- [Task instructions]: Each line of the material must be repeated precisely, with the pictures left out.

- [Information given]:
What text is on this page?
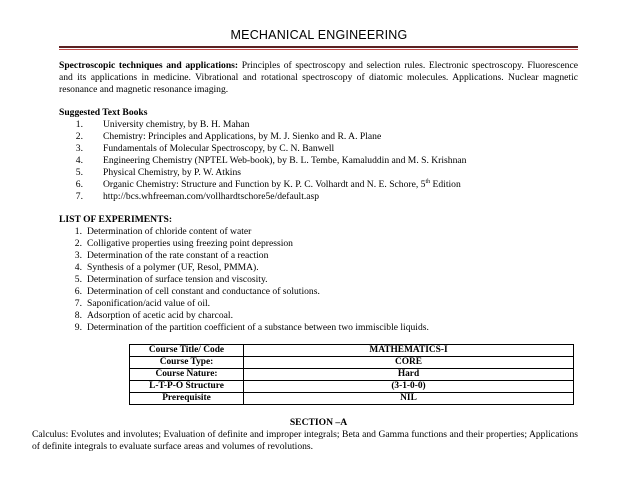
MECHANICAL ENGINEERING
Spectroscopic techniques and applications: Principles of spectroscopy and selection rules. Electronic spectroscopy. Fluorescence and its applications in medicine. Vibrational and rotational spectroscopy of diatomic molecules. Applications. Nuclear magnetic resonance and magnetic resonance imaging.
Suggested Text Books
1.	University chemistry, by B. H. Mahan
2.	Chemistry: Principles and Applications, by M. J. Sienko and R. A. Plane
3.	Fundamentals of Molecular Spectroscopy, by C. N. Banwell
4.	Engineering Chemistry (NPTEL Web-book), by B. L. Tembe, Kamaluddin and M. S. Krishnan
5.	Physical Chemistry, by P. W. Atkins
6.	Organic Chemistry: Structure and Function by K. P. C. Volhardt and N. E. Schore, 5th Edition
7.	http://bcs.whfreeman.com/vollhardtschore5e/default.asp
LIST OF EXPERIMENTS:
1. Determination of chloride content of water
2. Colligative properties using freezing point depression
3. Determination of the rate constant of a reaction
4. Synthesis of a polymer (UF, Resol, PMMA).
5. Determination of surface tension and viscosity.
6. Determination of cell constant and conductance of solutions.
7. Saponification/acid value of oil.
8. Adsorption of acetic acid by charcoal.
9. Determination of the partition coefficient of a substance between two immiscible liquids.
Course Title/ Code	MATHEMATICS-I
Course Type:	CORE
Course Nature:	Hard
L-T-P-O Structure	(3-1-0-0)
Prerequisite	NIL
SECTION –A
Calculus: Evolutes and involutes; Evaluation of definite and improper integrals; Beta and Gamma functions and their properties; Applications of definite integrals to evaluate surface areas and volumes of revolutions.
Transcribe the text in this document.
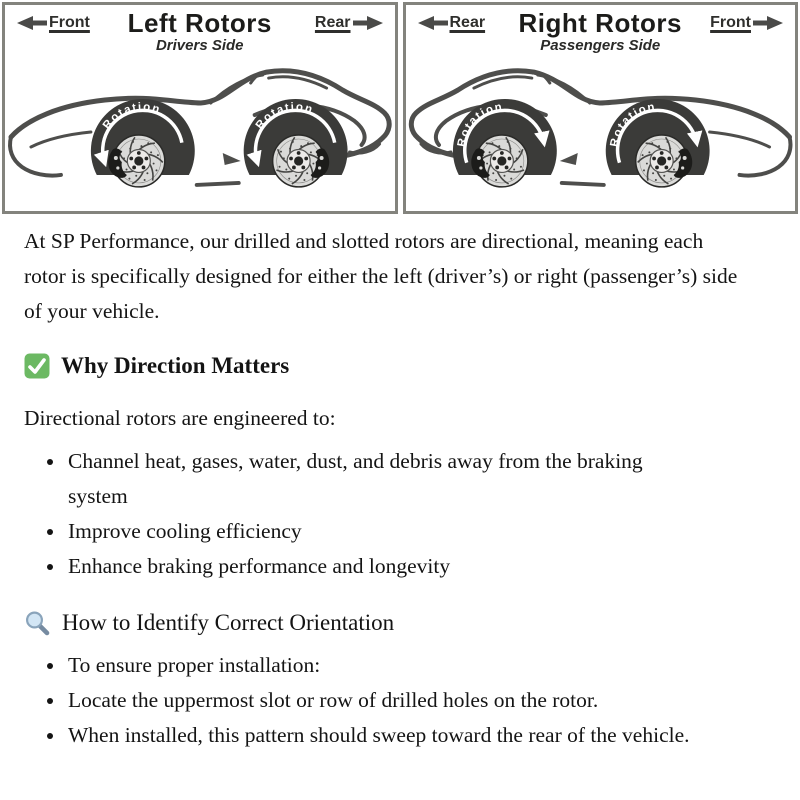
Front	Left Rotors
Drivers Side
Rear
Rotation
Rotation
Rear	Right Rotors
Passengers Side
Front
Rotation
Rotation

At SP Performance, our drilled and slotted rotors are directional, meaning each rotor is specifically designed for either the left (driver’s) or right (passenger’s) side of your vehicle.

Why Direction Matters

Directional rotors are engineered to:

• Channel heat, gases, water, dust, and debris away from the braking system
• Improve cooling efficiency
• Enhance braking performance and longevity
How to Identify Correct Orientation
• To ensure proper installation:
• Locate the uppermost slot or row of drilled holes on the rotor.
• When installed, this pattern should sweep toward the rear of the vehicle.
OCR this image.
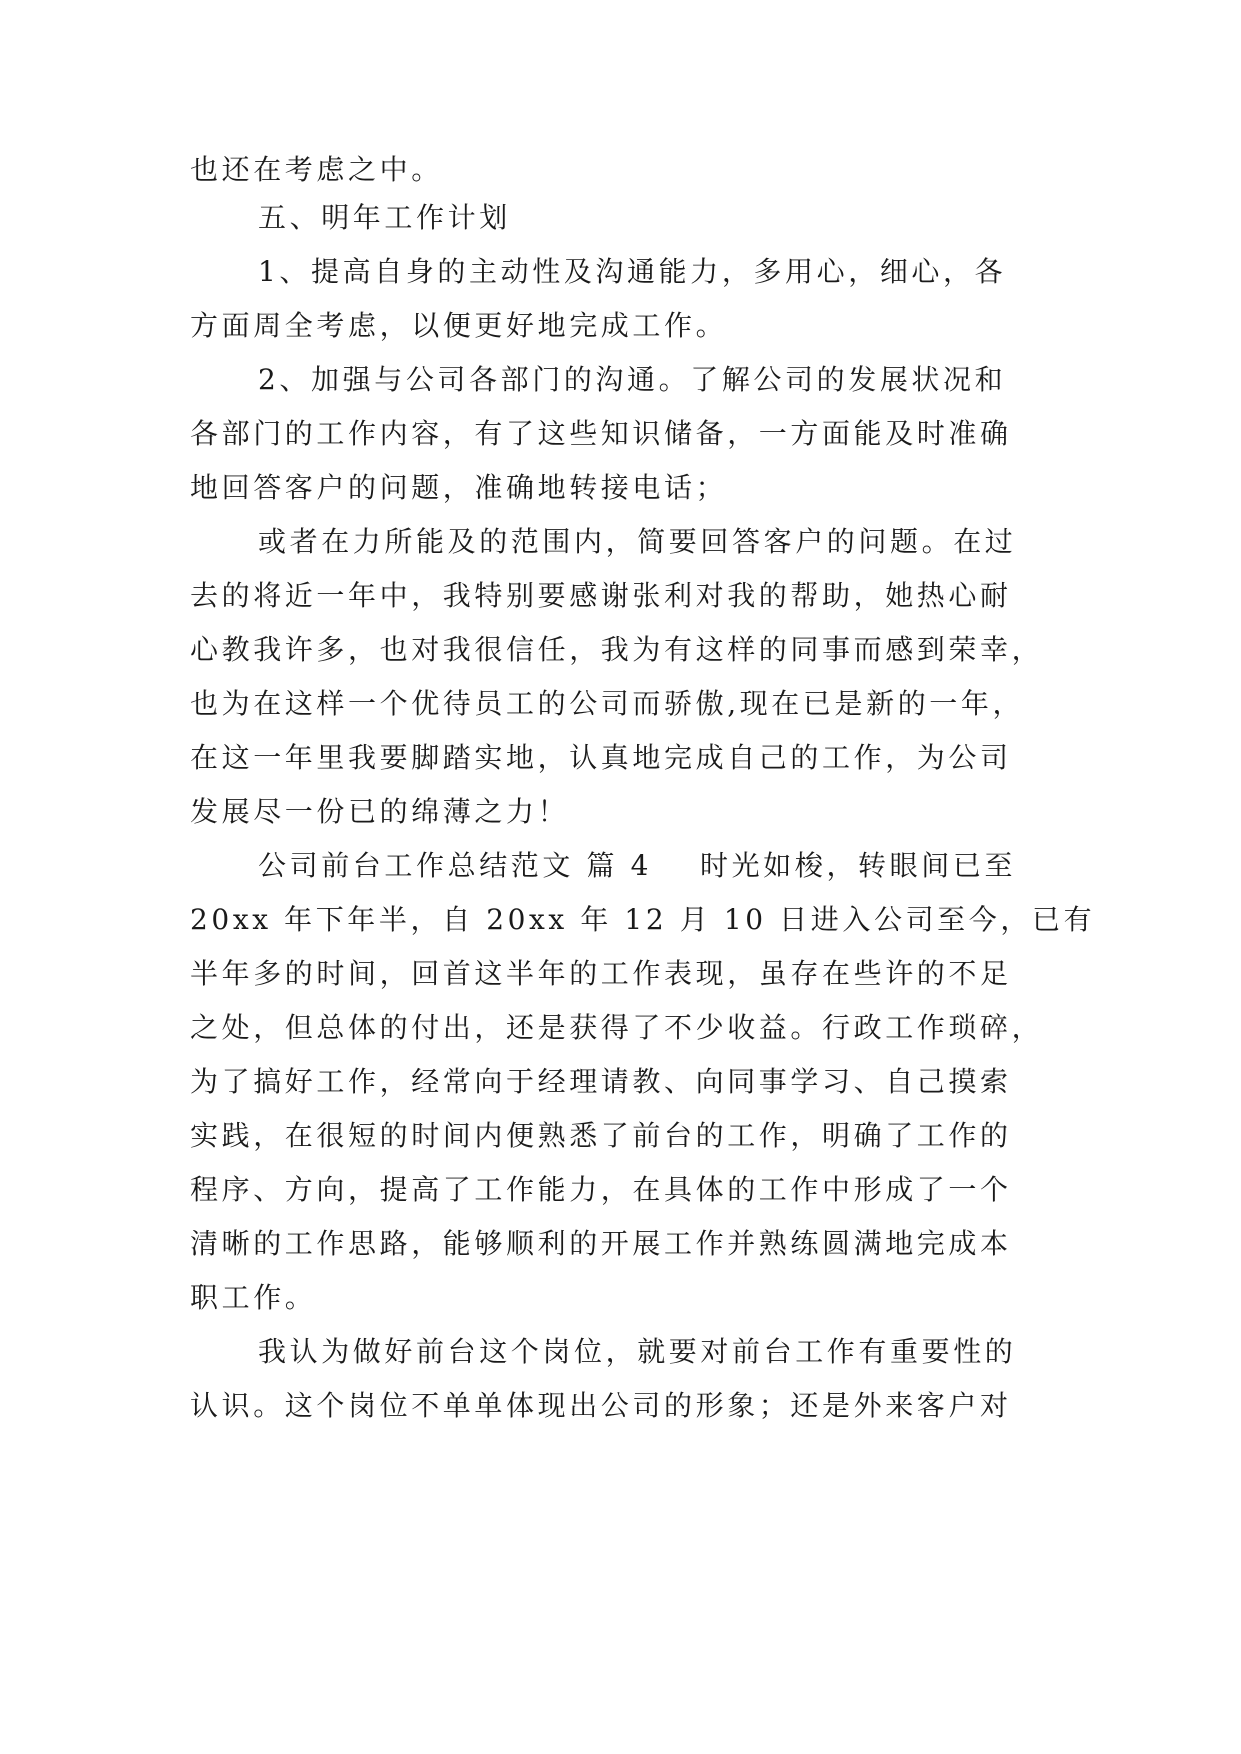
也还在考虑之中。
五、明年工作计划
1、提高自身的主动性及沟通能力，多用心，细心，各
方面周全考虑，以便更好地完成工作。
2、加强与公司各部门的沟通。了解公司的发展状况和
各部门的工作内容，有了这些知识储备，一方面能及时准确
地回答客户的问题，准确地转接电话；
或者在力所能及的范围内，简要回答客户的问题。在过
去的将近一年中，我特别要感谢张利对我的帮助，她热心耐
心教我许多，也对我很信任，我为有这样的同事而感到荣幸，
也为在这样一个优待员工的公司而骄傲,现在已是新的一年，
在这一年里我要脚踏实地，认真地完成自己的工作，为公司
发展尽一份已的绵薄之力！
公司前台工作总结范文 篇 4 时光如梭，转眼间已至
20xx 年下年半，自 20xx 年 12 月 10 日进入公司至今，已有
半年多的时间，回首这半年的工作表现，虽存在些许的不足
之处，但总体的付出，还是获得了不少收益。行政工作琐碎，
为了搞好工作，经常向于经理请教、向同事学习、自己摸索
实践，在很短的时间内便熟悉了前台的工作，明确了工作的
程序、方向，提高了工作能力，在具体的工作中形成了一个
清晰的工作思路，能够顺利的开展工作并熟练圆满地完成本
职工作。
我认为做好前台这个岗位，就要对前台工作有重要性的
认识。这个岗位不单单体现出公司的形象；还是外来客户对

- [Answer in full]:
What text is on this page?
MECHANICAL ENGINEERING
Spectroscopic techniques and applications: Principles of spectroscopy and selection rules. Electronic spectroscopy. Fluorescence and its applications in medicine. Vibrational and rotational spectroscopy of diatomic molecules. Applications. Nuclear magnetic resonance and magnetic resonance imaging.
Suggested Text Books
1.	University chemistry, by B. H. Mahan
2.	Chemistry: Principles and Applications, by M. J. Sienko and R. A. Plane
3.	Fundamentals of Molecular Spectroscopy, by C. N. Banwell
4.	Engineering Chemistry (NPTEL Web-book), by B. L. Tembe, Kamaluddin and M. S. Krishnan
5.	Physical Chemistry, by P. W. Atkins
6.	Organic Chemistry: Structure and Function by K. P. C. Volhardt and N. E. Schore, 5th Edition
7.	http://bcs.whfreeman.com/vollhardtschore5e/default.asp
LIST OF EXPERIMENTS:
1. Determination of chloride content of water
2. Colligative properties using freezing point depression
3. Determination of the rate constant of a reaction
4. Synthesis of a polymer (UF, Resol, PMMA).
5. Determination of surface tension and viscosity.
6. Determination of cell constant and conductance of solutions.
7. Saponification/acid value of oil.
8. Adsorption of acetic acid by charcoal.
9. Determination of the partition coefficient of a substance between two immiscible liquids.
Course Title/ Code	MATHEMATICS-I
Course Type:	CORE
Course Nature:	Hard
L-T-P-O Structure	(3-1-0-0)
Prerequisite	NIL
SECTION –A
Calculus: Evolutes and involutes; Evaluation of definite and improper integrals; Beta and Gamma functions and their properties; Applications of definite integrals to evaluate surface areas and volumes of revolutions.
Transcribe the text in this document.
Front	Left Rotors
Drivers Side
Rear
Rotation
Rotation
Rear	Right Rotors
Passengers Side
Front
Rotation
Rotation

At SP Performance, our drilled and slotted rotors are directional, meaning each rotor is specifically designed for either the left (driver’s) or right (passenger’s) side of your vehicle.

Why Direction Matters

Directional rotors are engineered to:

• Channel heat, gases, water, dust, and debris away from the braking system
• Improve cooling efficiency
• Enhance braking performance and longevity
How to Identify Correct Orientation
• To ensure proper installation:
• Locate the uppermost slot or row of drilled holes on the rotor.
• When installed, this pattern should sweep toward the rear of the vehicle.
OCR this image.
也还在考虑之中。
五、明年工作计划
1、提高自身的主动性及沟通能力，多用心，细心，各
方面周全考虑，以便更好地完成工作。
2、加强与公司各部门的沟通。了解公司的发展状况和
各部门的工作内容，有了这些知识储备，一方面能及时准确
地回答客户的问题，准确地转接电话；
或者在力所能及的范围内，简要回答客户的问题。在过
去的将近一年中，我特别要感谢张利对我的帮助，她热心耐
心教我许多，也对我很信任，我为有这样的同事而感到荣幸，
也为在这样一个优待员工的公司而骄傲,现在已是新的一年，
在这一年里我要脚踏实地，认真地完成自己的工作，为公司
发展尽一份已的绵薄之力！
公司前台工作总结范文 篇 4 时光如梭，转眼间已至
20xx 年下年半，自 20xx 年 12 月 10 日进入公司至今，已有
半年多的时间，回首这半年的工作表现，虽存在些许的不足
之处，但总体的付出，还是获得了不少收益。行政工作琐碎，
为了搞好工作，经常向于经理请教、向同事学习、自己摸索
实践，在很短的时间内便熟悉了前台的工作，明确了工作的
程序、方向，提高了工作能力，在具体的工作中形成了一个
清晰的工作思路，能够顺利的开展工作并熟练圆满地完成本
职工作。
我认为做好前台这个岗位，就要对前台工作有重要性的
认识。这个岗位不单单体现出公司的形象；还是外来客户对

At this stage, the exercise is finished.